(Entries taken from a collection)
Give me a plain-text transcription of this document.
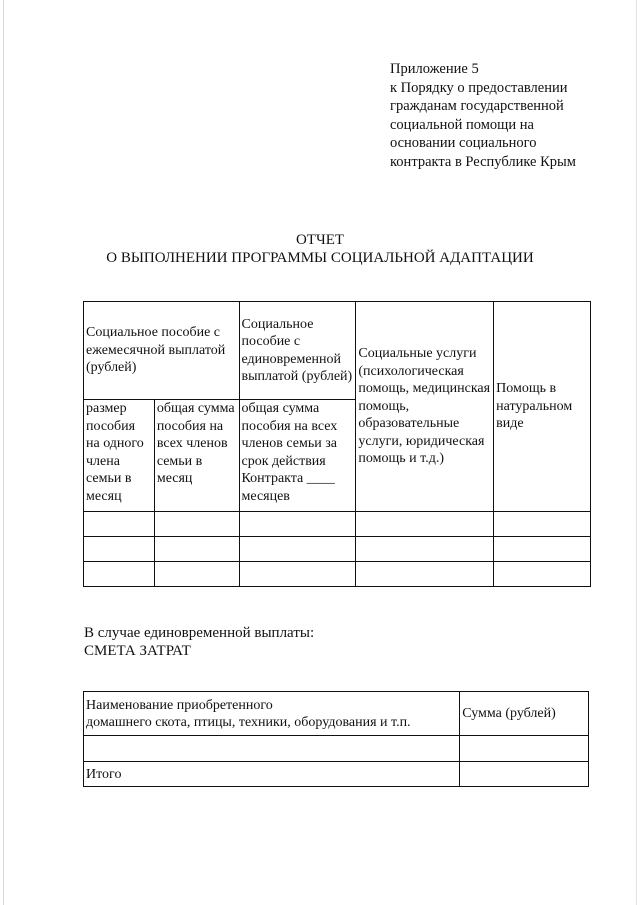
Приложение 5
к Порядку о предоставлении
гражданам государственной
социальной помощи на
основании социального
контракта в Республике Крым
ОТЧЕТ
О ВЫПОЛНЕНИИ ПРОГРАММЫ СОЦИАЛЬНОЙ АДАПТАЦИИ
Социальное пособие с ежемесячной выплатой (рублей)		Социальное пособие с единовременной выплатой (рублей)	Социальные услуги (психологическая помощь, медицинская помощь, образовательные услуги, юридическая помощь и т.д.)	Помощь в натуральном виде
размер пособия на одного члена семьи в месяц	общая сумма пособия на всех членов семьи в месяц	общая сумма пособия на всех членов семьи за срок действия Контракта ____ месяцев		

В случае единовременной выплаты:
СМЕТА ЗАТРАТ
Наименование приобретенного
домашнего скота, птицы, техники, оборудования и т.п.	Сумма (рублей)

Итого	
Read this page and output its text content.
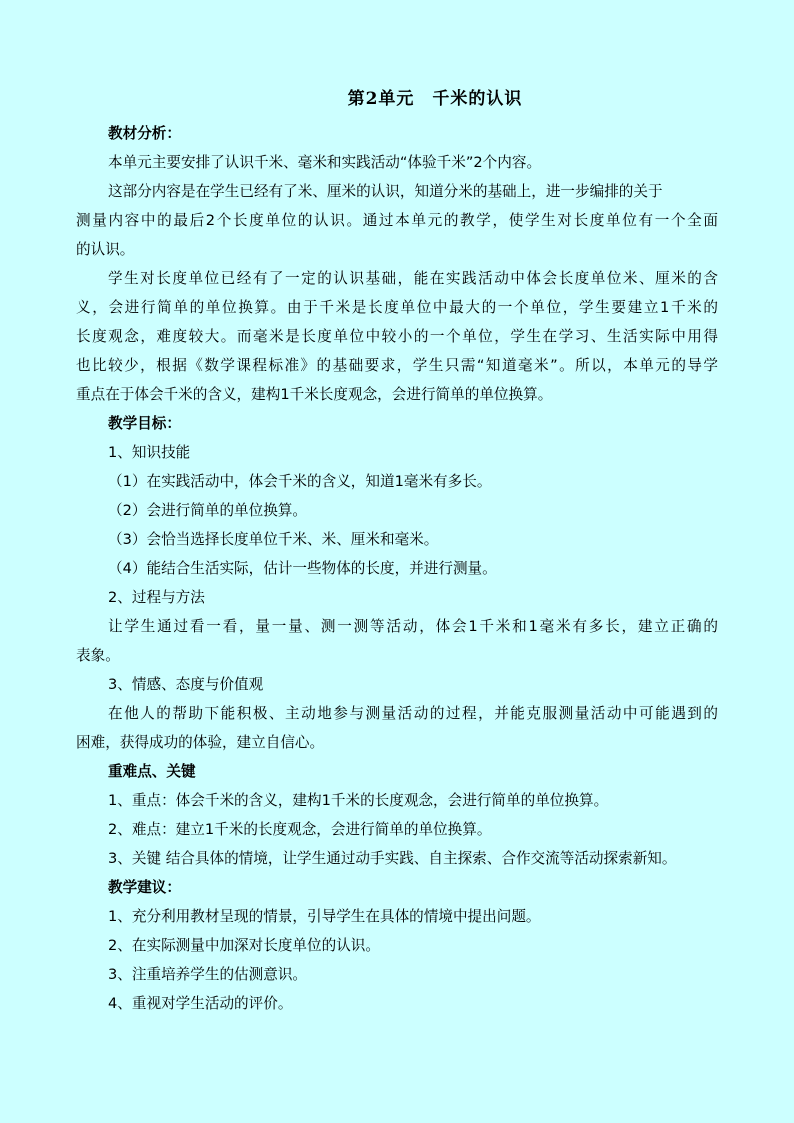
第2单元　千米的认识
教材分析：
本单元主要安排了认识千米、毫米和实践活动“体验千米”2个内容。
这部分内容是在学生已经有了米、厘米的认识，知道分米的基础上，进一步编排的关于
测量内容中的最后2个长度单位的认识。通过本单元的教学，使学生对长度单位有一个全面
的认识。
学生对长度单位已经有了一定的认识基础，能在实践活动中体会长度单位米、厘米的含
义，会进行简单的单位换算。由于千米是长度单位中最大的一个单位，学生要建立1千米的
长度观念，难度较大。而毫米是长度单位中较小的一个单位，学生在学习、生活实际中用得
也比较少，根据《数学课程标准》的基础要求，学生只需“知道毫米”。所以，本单元的导学
重点在于体会千米的含义，建构1千米长度观念，会进行简单的单位换算。
教学目标：
1、知识技能
（1）在实践活动中，体会千米的含义，知道1毫米有多长。
（2）会进行简单的单位换算。
（3）会恰当选择长度单位千米、米、厘米和毫米。
（4）能结合生活实际，估计一些物体的长度，并进行测量。
2、过程与方法
让学生通过看一看，量一量、测一测等活动，体会1千米和1毫米有多长，建立正确的
表象。
3、情感、态度与价值观
在他人的帮助下能积极、主动地参与测量活动的过程，并能克服测量活动中可能遇到的
困难，获得成功的体验，建立自信心。
重难点、关键
1、重点：体会千米的含义，建构1千米的长度观念，会进行简单的单位换算。
2、难点：建立1千米的长度观念，会进行简单的单位换算。
3、关键 结合具体的情境，让学生通过动手实践、自主探索、合作交流等活动探索新知。
教学建议：
1、充分利用教材呈现的情景，引导学生在具体的情境中提出问题。
2、在实际测量中加深对长度单位的认识。
3、注重培养学生的估测意识。
4、重视对学生活动的评价。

» Request
Count the lines in the entries that hold the word "рублей", and give nothing but the total.

» Full response
2